13. A method of controlling the storage device controlling
apparatus according to claim 11, wherein a memory area of said
storage device is managed in a logical volume serving as a unit,
the logical volume logically being set on the memory area, and said
I/O processor performs exclusive control of said logical volume in
response to said exclusive control of the file.
14. A method of controlling a storage device controlling apparatus
including: a channel controller having a circuit board on which a
file access processing section and an I/O processor are formed, the
file access processing section receiving requests to input and
output data in files as units sent from an information processing
apparatus via a network, the I/O processor outputting I/O requests
corresponding to said requests to input and output data to a
storage device; and a section receiving a request to read data in
blocks as units sent from said information processing apparatus,
and outputting an I/O request corresponding to the request to read
data to said storage device, said method comprising the steps of:
receiving a request for information specifying a storage location
of a file on a memory area of said storage device from said
information processing apparatus, and sending said information to
said information processing apparatus; receiving said request to
read data in blocks as units from said information processing
apparatus, in which the request is generated based on said
information; outputting said I/O request corresponding to said
request to read data to said storage device; and sending data read
from said storage device to said information processing
apparatus.
15. A storage device controlling apparatus according to claim 14,
wherein a plurality of the channel controllers are provided
therein, and the channel controllers include at least one enabled
to communicate with the information processing apparatus through a
LAN and at least one enabled to communicate with the information
processing apparatus through a Fibre Channel.
16. A method of controlling a storage device controlling apparatus
including: a channel controller having a circuit board on which a
file access processing section and an I/O processor are formed, the
file access processing section receiving requests to input and
output data sent in files as units from an information processing
apparatus via a network, the I/O processor outputting I/O requests
corresponding to said requests to input and output data to a
storage device; and a section receiving a request to write data in
blocks as units sent from said information processing apparatus,
and outputting an I/O request corresponding to the request to write
data to said storage device, said method comprising the steps of:
receiving a request for information specifying a storage location
of a file on a memory area of said storage device from said
information processing apparatus, and sending said information to
said information processing apparatus; receiving said request to
write data in blocks as units and data to be written from said
information processing apparatus, in which the request is generated
based on said information; and outputting said I/O request
corresponding to said request to write data and said data to be
written to said storage device.

Problem statement. Transcribe the passage of the storage device claims that begins at the words "13. A method" and ends after the words "of the file.".

Listed records.

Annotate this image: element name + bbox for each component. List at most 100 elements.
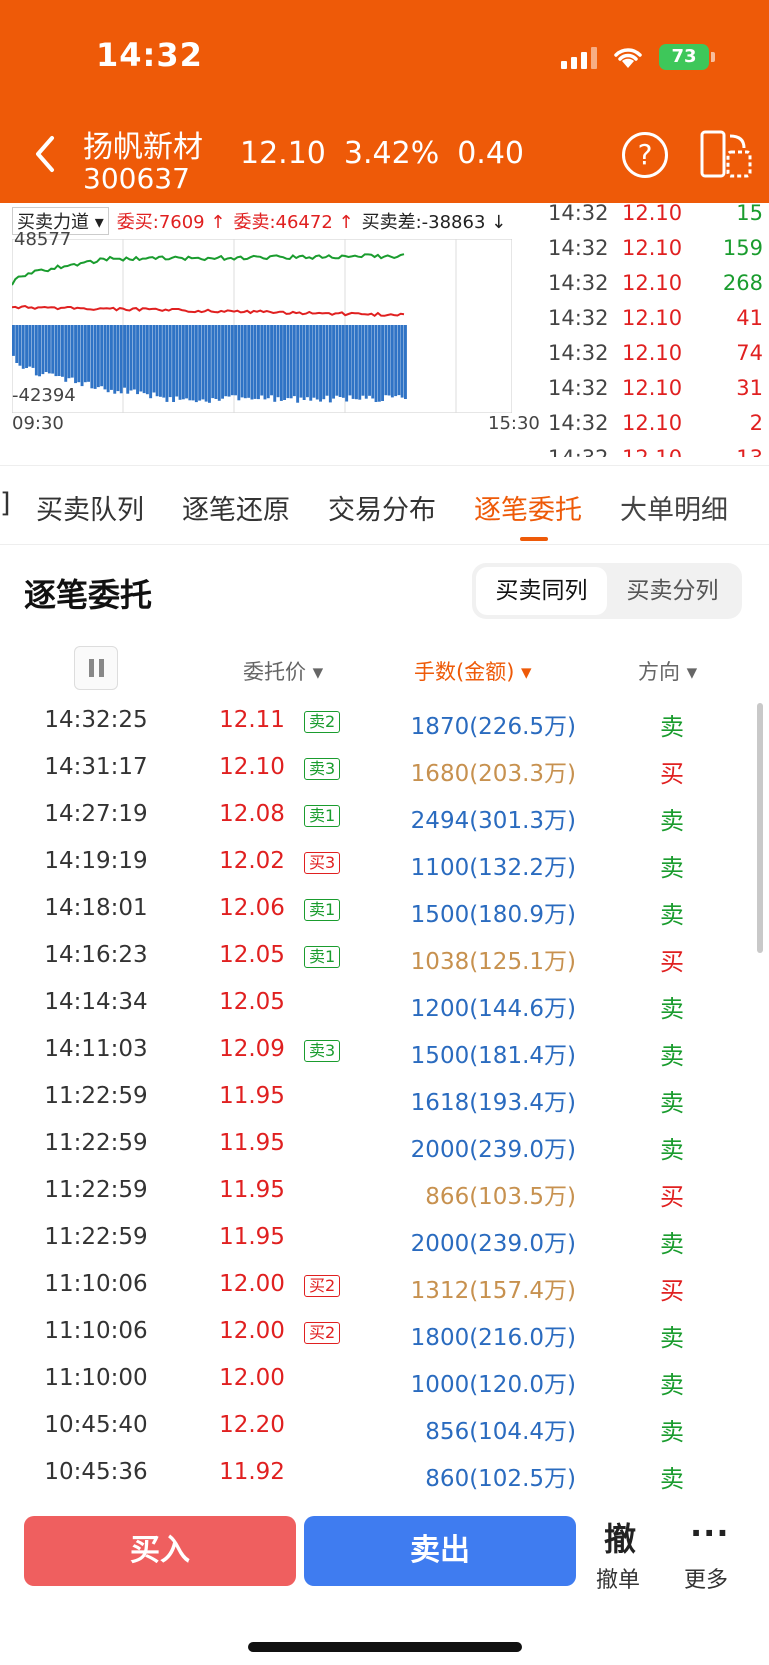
- order-direction: 卖: [660, 1324, 684, 1352]
- table-row[interactable]: 11:22:59 11.95 2000(239.0万) 卖: [0, 1120, 769, 1167]
- table-row[interactable]: 14:18:01 12.06 卖1 1500(180.9万) 卖: [0, 885, 769, 932]
- table-row[interactable]: 11:10:06 12.00 买2 1312(157.4万) 买: [0, 1261, 769, 1308]
- tab-trade-distribution[interactable]: 交易分布: [328, 488, 436, 527]
- table-row[interactable]: 14:16:23 12.05 卖1 1038(125.1万) 买: [0, 932, 769, 979]
- order-time: 10:45:36: [44, 1459, 148, 1485]
- diff-bar: [286, 325, 290, 399]
- pause-icon[interactable]: [74, 646, 118, 690]
- diff-bar: [28, 325, 32, 367]
- landscape-switch-icon[interactable]: [700, 130, 752, 180]
- order-price: 11.95: [219, 1130, 285, 1156]
- tick-price: 12.10: [622, 305, 683, 330]
- order-time: 11:10:00: [44, 1365, 148, 1391]
- diff-bar: [41, 325, 45, 375]
- table-row[interactable]: 11:10:00 12.00 1000(120.0万) 卖: [0, 1355, 769, 1402]
- table-row[interactable]: 14:31:17 12.10 卖3 1680(203.3万) 买: [0, 744, 769, 791]
- tick-volume: 2: [749, 410, 763, 435]
- sell-button[interactable]: 卖出: [304, 1516, 576, 1586]
- diff-bar: [364, 325, 368, 399]
- tick-volume: 41: [736, 305, 763, 330]
- table-row[interactable]: 14:27:19 12.08 卖1 2494(301.3万) 卖: [0, 791, 769, 838]
- more-label[interactable]: 更多: [684, 1562, 728, 1594]
- order-price: 12.11: [219, 707, 285, 733]
- diff-bar: [116, 325, 120, 392]
- diff-bar: [162, 325, 166, 398]
- table-row[interactable]: 11:22:59 11.95 866(103.5万) 买: [0, 1167, 769, 1214]
- diff-bar: [302, 325, 306, 400]
- more-icon[interactable]: ···: [690, 1514, 729, 1552]
- buy-button[interactable]: 买入: [24, 1516, 296, 1586]
- diff-bar: [61, 325, 64, 377]
- tab-order-by-order[interactable]: 逐笔委托: [474, 488, 582, 527]
- cancel-order-icon[interactable]: 撤: [604, 1514, 636, 1560]
- diff-bar: [214, 325, 218, 399]
- table-row[interactable]: 11:22:59 11.95 1618(193.4万) 卖: [0, 1073, 769, 1120]
- bottom-action-bar: 买入 卖出 撤 撤单 ··· 更多: [0, 1500, 769, 1665]
- column-volume-sort[interactable]: 手数(金额) ▾: [414, 656, 532, 686]
- diff-bar: [361, 325, 365, 396]
- table-row[interactable]: 10:45:36 11.92 860(102.5万) 卖: [0, 1449, 769, 1496]
- order-volume: 1038(125.1万): [410, 949, 576, 975]
- table-row[interactable]: 14:11:03 12.09 卖3 1500(181.4万) 卖: [0, 1026, 769, 1073]
- diff-bar: [103, 325, 107, 390]
- order-direction: 买: [660, 1183, 684, 1211]
- diff-bar: [211, 325, 215, 399]
- tab-order-queue[interactable]: 买卖队列: [36, 488, 144, 527]
- diff-bar: [34, 325, 38, 376]
- diff-bar: [240, 325, 244, 398]
- table-row[interactable]: 11:10:06 12.00 买2 1800(216.0万) 卖: [0, 1308, 769, 1355]
- order-price: 12.00: [219, 1365, 285, 1391]
- diff-bar: [312, 325, 316, 398]
- column-direction-sort[interactable]: 方向 ▾: [638, 656, 697, 686]
- order-price: 12.08: [219, 801, 285, 827]
- column-price-sort[interactable]: 委托价 ▾: [243, 656, 323, 686]
- table-row[interactable]: 11:22:59 11.95 2000(239.0万) 卖: [0, 1214, 769, 1261]
- diff-bar: [201, 325, 205, 400]
- diff-bar: [355, 325, 358, 400]
- diff-bar: [217, 325, 221, 401]
- diff-bar: [185, 325, 188, 399]
- order-volume: 1500(181.4万): [410, 1043, 576, 1069]
- order-price: 12.00: [219, 1271, 285, 1297]
- tick-price: 12.10: [622, 375, 683, 400]
- diff-bar: [139, 325, 143, 392]
- diff-bar: [263, 325, 267, 400]
- chevron-left-icon[interactable]: [28, 132, 64, 176]
- order-level-tag: 买3: [304, 852, 341, 874]
- order-price: 11.95: [219, 1224, 285, 1250]
- active-tab-indicator: [520, 537, 548, 541]
- segment-split-column[interactable]: 买卖分列: [607, 567, 738, 615]
- table-row[interactable]: 14:19:19 12.02 买3 1100(132.2万) 卖: [0, 838, 769, 885]
- diff-bar: [266, 325, 270, 399]
- order-price: 11.95: [219, 1177, 285, 1203]
- scrollbar[interactable]: [757, 703, 763, 953]
- detail-tabs: ] 买卖队列 逐笔还原 交易分布 逐笔委托 大单明细: [0, 465, 769, 545]
- diff-bar: [253, 325, 257, 399]
- tab-partial[interactable]: ]: [0, 488, 11, 519]
- table-row[interactable]: 10:45:40 12.20 856(104.4万) 卖: [0, 1402, 769, 1449]
- diff-bar: [175, 325, 179, 397]
- cancel-order-label[interactable]: 撤单: [596, 1562, 640, 1594]
- tab-tick-restore[interactable]: 逐笔还原: [182, 488, 290, 527]
- diff-bar: [194, 325, 198, 403]
- segment-same-column[interactable]: 买卖同列: [476, 567, 607, 615]
- diff-bar: [335, 325, 339, 396]
- order-direction: 买: [660, 760, 684, 788]
- tick-price: 12.10: [622, 200, 683, 225]
- tick-volume: 268: [722, 270, 763, 295]
- order-time: 11:22:59: [44, 1177, 148, 1203]
- tick-price: 12.10: [622, 410, 683, 435]
- diff-bar: [136, 325, 139, 395]
- tick-volume: 31: [736, 375, 763, 400]
- diff-bar: [341, 325, 345, 398]
- tick-volume: 15: [736, 200, 763, 225]
- table-row[interactable]: 14:32:25 12.11 卖2 1870(226.5万) 卖: [0, 697, 769, 744]
- order-price: 12.10: [219, 754, 285, 780]
- table-row[interactable]: 14:14:34 12.05 1200(144.6万) 卖: [0, 979, 769, 1026]
- question-icon[interactable]: ?: [622, 132, 668, 178]
- diff-bar: [57, 325, 61, 376]
- diff-bar: [325, 325, 329, 396]
- tab-big-orders[interactable]: 大单明细: [620, 488, 728, 527]
- diff-bar: [67, 325, 71, 379]
- tick-time: 14:32: [548, 375, 609, 400]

Solution for this exercise.
13. A method of controlling the storage device controlling
apparatus according to claim 11, wherein a memory area of said
storage device is managed in a logical volume serving as a unit,
the logical volume logically being set on the memory area, and said
I/O processor performs exclusive control of said logical volume in
response to said exclusive control of the file.